— Begin —

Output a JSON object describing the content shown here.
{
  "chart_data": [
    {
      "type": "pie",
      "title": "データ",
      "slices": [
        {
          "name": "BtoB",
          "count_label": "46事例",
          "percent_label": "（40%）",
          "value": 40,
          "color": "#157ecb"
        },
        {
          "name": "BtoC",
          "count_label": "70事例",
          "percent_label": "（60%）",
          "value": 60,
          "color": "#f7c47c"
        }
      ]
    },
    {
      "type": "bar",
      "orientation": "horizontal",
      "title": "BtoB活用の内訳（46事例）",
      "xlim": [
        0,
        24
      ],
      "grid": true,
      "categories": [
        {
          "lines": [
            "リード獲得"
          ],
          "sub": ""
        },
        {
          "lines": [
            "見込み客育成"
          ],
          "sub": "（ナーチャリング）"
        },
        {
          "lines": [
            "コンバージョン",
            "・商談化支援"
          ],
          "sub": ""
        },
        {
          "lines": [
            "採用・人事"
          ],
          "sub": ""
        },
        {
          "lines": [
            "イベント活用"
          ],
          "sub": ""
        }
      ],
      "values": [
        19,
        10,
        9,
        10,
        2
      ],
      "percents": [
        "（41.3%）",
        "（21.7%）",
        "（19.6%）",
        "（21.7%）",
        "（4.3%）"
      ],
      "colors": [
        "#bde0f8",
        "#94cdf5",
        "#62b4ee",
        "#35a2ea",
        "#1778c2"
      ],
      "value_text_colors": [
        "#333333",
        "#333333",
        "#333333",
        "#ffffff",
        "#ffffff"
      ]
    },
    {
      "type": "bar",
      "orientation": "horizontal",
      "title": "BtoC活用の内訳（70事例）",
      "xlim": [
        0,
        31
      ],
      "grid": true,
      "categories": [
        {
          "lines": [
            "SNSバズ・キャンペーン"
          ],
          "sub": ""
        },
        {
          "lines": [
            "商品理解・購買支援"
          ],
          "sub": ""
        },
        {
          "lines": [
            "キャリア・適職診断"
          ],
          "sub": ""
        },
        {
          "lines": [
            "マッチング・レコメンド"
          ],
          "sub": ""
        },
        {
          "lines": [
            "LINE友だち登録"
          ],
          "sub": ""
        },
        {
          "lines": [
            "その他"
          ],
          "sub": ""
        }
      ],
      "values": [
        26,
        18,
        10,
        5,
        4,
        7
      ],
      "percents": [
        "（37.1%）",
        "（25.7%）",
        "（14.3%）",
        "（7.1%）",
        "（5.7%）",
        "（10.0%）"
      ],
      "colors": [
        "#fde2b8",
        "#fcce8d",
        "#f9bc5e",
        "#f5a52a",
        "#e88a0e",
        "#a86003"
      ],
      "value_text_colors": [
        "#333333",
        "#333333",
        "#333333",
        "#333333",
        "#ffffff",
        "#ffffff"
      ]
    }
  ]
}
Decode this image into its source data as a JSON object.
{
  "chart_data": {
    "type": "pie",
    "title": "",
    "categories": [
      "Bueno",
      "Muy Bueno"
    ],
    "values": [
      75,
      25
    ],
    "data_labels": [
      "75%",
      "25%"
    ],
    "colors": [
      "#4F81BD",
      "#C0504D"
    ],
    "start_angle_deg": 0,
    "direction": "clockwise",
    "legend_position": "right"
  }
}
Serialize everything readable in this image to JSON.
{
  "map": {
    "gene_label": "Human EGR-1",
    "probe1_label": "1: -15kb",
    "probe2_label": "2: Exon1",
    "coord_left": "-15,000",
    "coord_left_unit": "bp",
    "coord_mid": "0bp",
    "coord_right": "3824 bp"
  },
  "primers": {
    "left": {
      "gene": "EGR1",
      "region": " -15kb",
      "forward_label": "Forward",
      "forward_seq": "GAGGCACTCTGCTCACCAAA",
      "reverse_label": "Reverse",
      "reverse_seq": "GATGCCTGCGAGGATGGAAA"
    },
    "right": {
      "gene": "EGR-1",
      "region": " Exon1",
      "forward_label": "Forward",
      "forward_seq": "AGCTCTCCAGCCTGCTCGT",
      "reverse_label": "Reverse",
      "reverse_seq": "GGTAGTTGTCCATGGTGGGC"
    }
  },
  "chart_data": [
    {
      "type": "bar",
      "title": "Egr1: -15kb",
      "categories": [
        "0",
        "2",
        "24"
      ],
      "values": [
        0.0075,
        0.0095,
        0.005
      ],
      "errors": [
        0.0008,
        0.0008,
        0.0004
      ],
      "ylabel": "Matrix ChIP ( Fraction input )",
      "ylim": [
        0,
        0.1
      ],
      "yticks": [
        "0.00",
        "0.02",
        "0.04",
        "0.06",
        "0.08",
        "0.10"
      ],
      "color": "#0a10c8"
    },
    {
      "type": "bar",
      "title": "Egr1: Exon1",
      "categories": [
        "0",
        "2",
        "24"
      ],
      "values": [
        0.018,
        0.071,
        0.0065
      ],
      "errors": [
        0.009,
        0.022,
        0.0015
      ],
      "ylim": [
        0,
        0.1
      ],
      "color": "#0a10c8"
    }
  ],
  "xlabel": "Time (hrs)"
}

— End —

GIVEN TASK:
Quote all of the entries exactly as they appear.

SOLUTION TO THIS EXERCISE:
Output a JSON object describing the content shown here.
{
  "chart_data": [
    {
      "type": "pie",
      "title": "データ",
      "slices": [
        {
          "name": "BtoB",
          "count_label": "46事例",
          "percent_label": "（40%）",
          "value": 40,
          "color": "#157ecb"
        },
        {
          "name": "BtoC",
          "count_label": "70事例",
          "percent_label": "（60%）",
          "value": 60,
          "color": "#f7c47c"
        }
      ]
    },
    {
      "type": "bar",
      "orientation": "horizontal",
      "title": "BtoB活用の内訳（46事例）",
      "xlim": [
        0,
        24
      ],
      "grid": true,
      "categories": [
        {
          "lines": [
            "リード獲得"
          ],
          "sub": ""
        },
        {
          "lines": [
            "見込み客育成"
          ],
          "sub": "（ナーチャリング）"
        },
        {
          "lines": [
            "コンバージョン",
            "・商談化支援"
          ],
          "sub": ""
        },
        {
          "lines": [
            "採用・人事"
          ],
          "sub": ""
        },
        {
          "lines": [
            "イベント活用"
          ],
          "sub": ""
        }
      ],
      "values": [
        19,
        10,
        9,
        10,
        2
      ],
      "percents": [
        "（41.3%）",
        "（21.7%）",
        "（19.6%）",
        "（21.7%）",
        "（4.3%）"
      ],
      "colors": [
        "#bde0f8",
        "#94cdf5",
        "#62b4ee",
        "#35a2ea",
        "#1778c2"
      ],
      "value_text_colors": [
        "#333333",
        "#333333",
        "#333333",
        "#ffffff",
        "#ffffff"
      ]
    },
    {
      "type": "bar",
      "orientation": "horizontal",
      "title": "BtoC活用の内訳（70事例）",
      "xlim": [
        0,
        31
      ],
      "grid": true,
      "categories": [
        {
          "lines": [
            "SNSバズ・キャンペーン"
          ],
          "sub": ""
        },
        {
          "lines": [
            "商品理解・購買支援"
          ],
          "sub": ""
        },
        {
          "lines": [
            "キャリア・適職診断"
          ],
          "sub": ""
        },
        {
          "lines": [
            "マッチング・レコメンド"
          ],
          "sub": ""
        },
        {
          "lines": [
            "LINE友だち登録"
          ],
          "sub": ""
        },
        {
          "lines": [
            "その他"
          ],
          "sub": ""
        }
      ],
      "values": [
        26,
        18,
        10,
        5,
        4,
        7
      ],
      "percents": [
        "（37.1%）",
        "（25.7%）",
        "（14.3%）",
        "（7.1%）",
        "（5.7%）",
        "（10.0%）"
      ],
      "colors": [
        "#fde2b8",
        "#fcce8d",
        "#f9bc5e",
        "#f5a52a",
        "#e88a0e",
        "#a86003"
      ],
      "value_text_colors": [
        "#333333",
        "#333333",
        "#333333",
        "#333333",
        "#ffffff",
        "#ffffff"
      ]
    }
  ]
}
Decode this image into its source data as a JSON object.
{
  "chart_data": {
    "type": "pie",
    "title": "",
    "categories": [
      "Bueno",
      "Muy Bueno"
    ],
    "values": [
      75,
      25
    ],
    "data_labels": [
      "75%",
      "25%"
    ],
    "colors": [
      "#4F81BD",
      "#C0504D"
    ],
    "start_angle_deg": 0,
    "direction": "clockwise",
    "legend_position": "right"
  }
}
Serialize everything readable in this image to JSON.
{
  "map": {
    "gene_label": "Human EGR-1",
    "probe1_label": "1: -15kb",
    "probe2_label": "2: Exon1",
    "coord_left": "-15,000",
    "coord_left_unit": "bp",
    "coord_mid": "0bp",
    "coord_right": "3824 bp"
  },
  "primers": {
    "left": {
      "gene": "EGR1",
      "region": " -15kb",
      "forward_label": "Forward",
      "forward_seq": "GAGGCACTCTGCTCACCAAA",
      "reverse_label": "Reverse",
      "reverse_seq": "GATGCCTGCGAGGATGGAAA"
    },
    "right": {
      "gene": "EGR-1",
      "region": " Exon1",
      "forward_label": "Forward",
      "forward_seq": "AGCTCTCCAGCCTGCTCGT",
      "reverse_label": "Reverse",
      "reverse_seq": "GGTAGTTGTCCATGGTGGGC"
    }
  },
  "chart_data": [
    {
      "type": "bar",
      "title": "Egr1: -15kb",
      "categories": [
        "0",
        "2",
        "24"
      ],
      "values": [
        0.0075,
        0.0095,
        0.005
      ],
      "errors": [
        0.0008,
        0.0008,
        0.0004
      ],
      "ylabel": "Matrix ChIP ( Fraction input )",
      "ylim": [
        0,
        0.1
      ],
      "yticks": [
        "0.00",
        "0.02",
        "0.04",
        "0.06",
        "0.08",
        "0.10"
      ],
      "color": "#0a10c8"
    },
    {
      "type": "bar",
      "title": "Egr1: Exon1",
      "categories": [
        "0",
        "2",
        "24"
      ],
      "values": [
        0.018,
        0.071,
        0.0065
      ],
      "errors": [
        0.009,
        0.022,
        0.0015
      ],
      "ylim": [
        0,
        0.1
      ],
      "color": "#0a10c8"
    }
  ],
  "xlabel": "Time (hrs)"
}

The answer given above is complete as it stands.